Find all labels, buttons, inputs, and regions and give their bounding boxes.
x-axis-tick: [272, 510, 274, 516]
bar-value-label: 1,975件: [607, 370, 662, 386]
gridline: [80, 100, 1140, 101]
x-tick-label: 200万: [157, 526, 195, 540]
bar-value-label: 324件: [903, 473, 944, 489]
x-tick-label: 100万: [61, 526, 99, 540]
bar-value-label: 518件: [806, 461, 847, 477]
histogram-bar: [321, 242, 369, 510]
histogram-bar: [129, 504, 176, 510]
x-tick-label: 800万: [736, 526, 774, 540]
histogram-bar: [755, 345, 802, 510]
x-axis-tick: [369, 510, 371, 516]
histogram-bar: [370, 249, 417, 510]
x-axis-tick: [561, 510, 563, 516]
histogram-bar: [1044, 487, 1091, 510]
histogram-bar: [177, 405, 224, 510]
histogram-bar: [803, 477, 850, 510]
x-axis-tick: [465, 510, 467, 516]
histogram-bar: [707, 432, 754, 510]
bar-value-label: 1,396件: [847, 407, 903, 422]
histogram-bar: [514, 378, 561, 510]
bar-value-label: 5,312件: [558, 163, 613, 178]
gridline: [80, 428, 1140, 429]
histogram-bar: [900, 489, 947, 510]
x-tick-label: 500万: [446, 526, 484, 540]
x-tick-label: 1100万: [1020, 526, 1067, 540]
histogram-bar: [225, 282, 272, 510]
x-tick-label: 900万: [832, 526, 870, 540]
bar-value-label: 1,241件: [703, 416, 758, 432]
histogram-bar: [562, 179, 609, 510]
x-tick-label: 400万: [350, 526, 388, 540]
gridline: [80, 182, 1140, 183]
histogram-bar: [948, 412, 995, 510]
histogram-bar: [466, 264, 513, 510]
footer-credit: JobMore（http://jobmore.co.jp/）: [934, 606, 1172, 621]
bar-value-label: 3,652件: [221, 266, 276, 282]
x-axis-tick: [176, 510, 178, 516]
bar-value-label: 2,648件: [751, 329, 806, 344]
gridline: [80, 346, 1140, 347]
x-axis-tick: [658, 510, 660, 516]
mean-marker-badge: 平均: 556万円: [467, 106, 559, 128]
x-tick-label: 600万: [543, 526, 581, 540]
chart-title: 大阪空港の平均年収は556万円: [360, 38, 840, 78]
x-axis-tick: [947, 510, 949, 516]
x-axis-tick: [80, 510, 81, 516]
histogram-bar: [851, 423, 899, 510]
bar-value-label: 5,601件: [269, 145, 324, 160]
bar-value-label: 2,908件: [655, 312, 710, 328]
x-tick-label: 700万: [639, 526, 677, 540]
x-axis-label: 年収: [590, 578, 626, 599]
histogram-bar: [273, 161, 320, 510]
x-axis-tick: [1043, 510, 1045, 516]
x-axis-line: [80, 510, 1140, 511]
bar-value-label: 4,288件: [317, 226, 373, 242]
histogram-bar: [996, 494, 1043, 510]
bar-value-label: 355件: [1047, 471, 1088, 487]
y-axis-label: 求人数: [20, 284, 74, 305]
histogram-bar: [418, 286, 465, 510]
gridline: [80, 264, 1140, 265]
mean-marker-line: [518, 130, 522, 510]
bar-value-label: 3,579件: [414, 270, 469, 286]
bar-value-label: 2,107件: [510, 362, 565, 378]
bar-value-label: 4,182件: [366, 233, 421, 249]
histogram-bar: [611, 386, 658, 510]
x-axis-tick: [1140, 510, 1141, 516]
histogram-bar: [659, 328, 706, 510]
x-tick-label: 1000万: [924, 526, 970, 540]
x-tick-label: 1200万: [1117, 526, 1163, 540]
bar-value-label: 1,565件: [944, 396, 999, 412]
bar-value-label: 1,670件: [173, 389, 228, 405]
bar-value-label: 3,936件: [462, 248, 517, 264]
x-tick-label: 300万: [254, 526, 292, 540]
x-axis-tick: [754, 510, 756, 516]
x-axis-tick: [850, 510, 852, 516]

****************************************

Update the material by replacing every "histogram-bar" with "count-bar" and leaving everything else unchanged.

Find all labels, buttons, inputs, and regions and give their bounding boxes.
x-axis-tick: [272, 510, 274, 516]
bar-value-label: 1,975件: [607, 370, 662, 386]
gridline: [80, 100, 1140, 101]
x-tick-label: 200万: [157, 526, 195, 540]
bar-value-label: 324件: [903, 473, 944, 489]
x-tick-label: 100万: [61, 526, 99, 540]
bar-value-label: 518件: [806, 461, 847, 477]
count-bar: [321, 242, 369, 510]
count-bar: [129, 504, 176, 510]
x-tick-label: 800万: [736, 526, 774, 540]
count-bar: [755, 345, 802, 510]
x-axis-tick: [369, 510, 371, 516]
count-bar: [370, 249, 417, 510]
x-axis-tick: [561, 510, 563, 516]
count-bar: [1044, 487, 1091, 510]
count-bar: [177, 405, 224, 510]
count-bar: [803, 477, 850, 510]
x-axis-tick: [465, 510, 467, 516]
count-bar: [707, 432, 754, 510]
bar-value-label: 1,396件: [847, 407, 903, 422]
count-bar: [514, 378, 561, 510]
bar-value-label: 5,312件: [558, 163, 613, 178]
gridline: [80, 428, 1140, 429]
count-bar: [900, 489, 947, 510]
x-tick-label: 500万: [446, 526, 484, 540]
x-tick-label: 1100万: [1020, 526, 1067, 540]
count-bar: [225, 282, 272, 510]
x-tick-label: 900万: [832, 526, 870, 540]
bar-value-label: 1,241件: [703, 416, 758, 432]
count-bar: [562, 179, 609, 510]
x-tick-label: 400万: [350, 526, 388, 540]
gridline: [80, 182, 1140, 183]
count-bar: [948, 412, 995, 510]
count-bar: [466, 264, 513, 510]
footer-credit: JobMore（http://jobmore.co.jp/）: [934, 606, 1172, 621]
bar-value-label: 3,652件: [221, 266, 276, 282]
x-axis-tick: [176, 510, 178, 516]
bar-value-label: 2,648件: [751, 329, 806, 344]
gridline: [80, 346, 1140, 347]
x-axis-tick: [658, 510, 660, 516]
mean-marker-badge: 平均: 556万円: [467, 106, 559, 128]
x-tick-label: 600万: [543, 526, 581, 540]
chart-title: 大阪空港の平均年収は556万円: [360, 38, 840, 78]
x-axis-tick: [947, 510, 949, 516]
x-axis-tick: [80, 510, 81, 516]
count-bar: [851, 423, 899, 510]
bar-value-label: 5,601件: [269, 145, 324, 160]
bar-value-label: 2,908件: [655, 312, 710, 328]
x-tick-label: 700万: [639, 526, 677, 540]
x-axis-label: 年収: [590, 578, 626, 599]
count-bar: [273, 161, 320, 510]
x-axis-tick: [1043, 510, 1045, 516]
x-axis-line: [80, 510, 1140, 511]
bar-value-label: 4,288件: [317, 226, 373, 242]
count-bar: [996, 494, 1043, 510]
bar-value-label: 355件: [1047, 471, 1088, 487]
y-axis-label: 求人数: [20, 284, 74, 305]
count-bar: [418, 286, 465, 510]
gridline: [80, 264, 1140, 265]
mean-marker-line: [518, 130, 522, 510]
bar-value-label: 3,579件: [414, 270, 469, 286]
bar-value-label: 2,107件: [510, 362, 565, 378]
bar-value-label: 4,182件: [366, 233, 421, 249]
count-bar: [611, 386, 658, 510]
x-axis-tick: [1140, 510, 1141, 516]
count-bar: [659, 328, 706, 510]
x-tick-label: 1000万: [924, 526, 970, 540]
x-tick-label: 1200万: [1117, 526, 1163, 540]
bar-value-label: 1,565件: [944, 396, 999, 412]
bar-value-label: 1,670件: [173, 389, 228, 405]
bar-value-label: 3,936件: [462, 248, 517, 264]
x-tick-label: 300万: [254, 526, 292, 540]
x-axis-tick: [754, 510, 756, 516]
x-axis-tick: [850, 510, 852, 516]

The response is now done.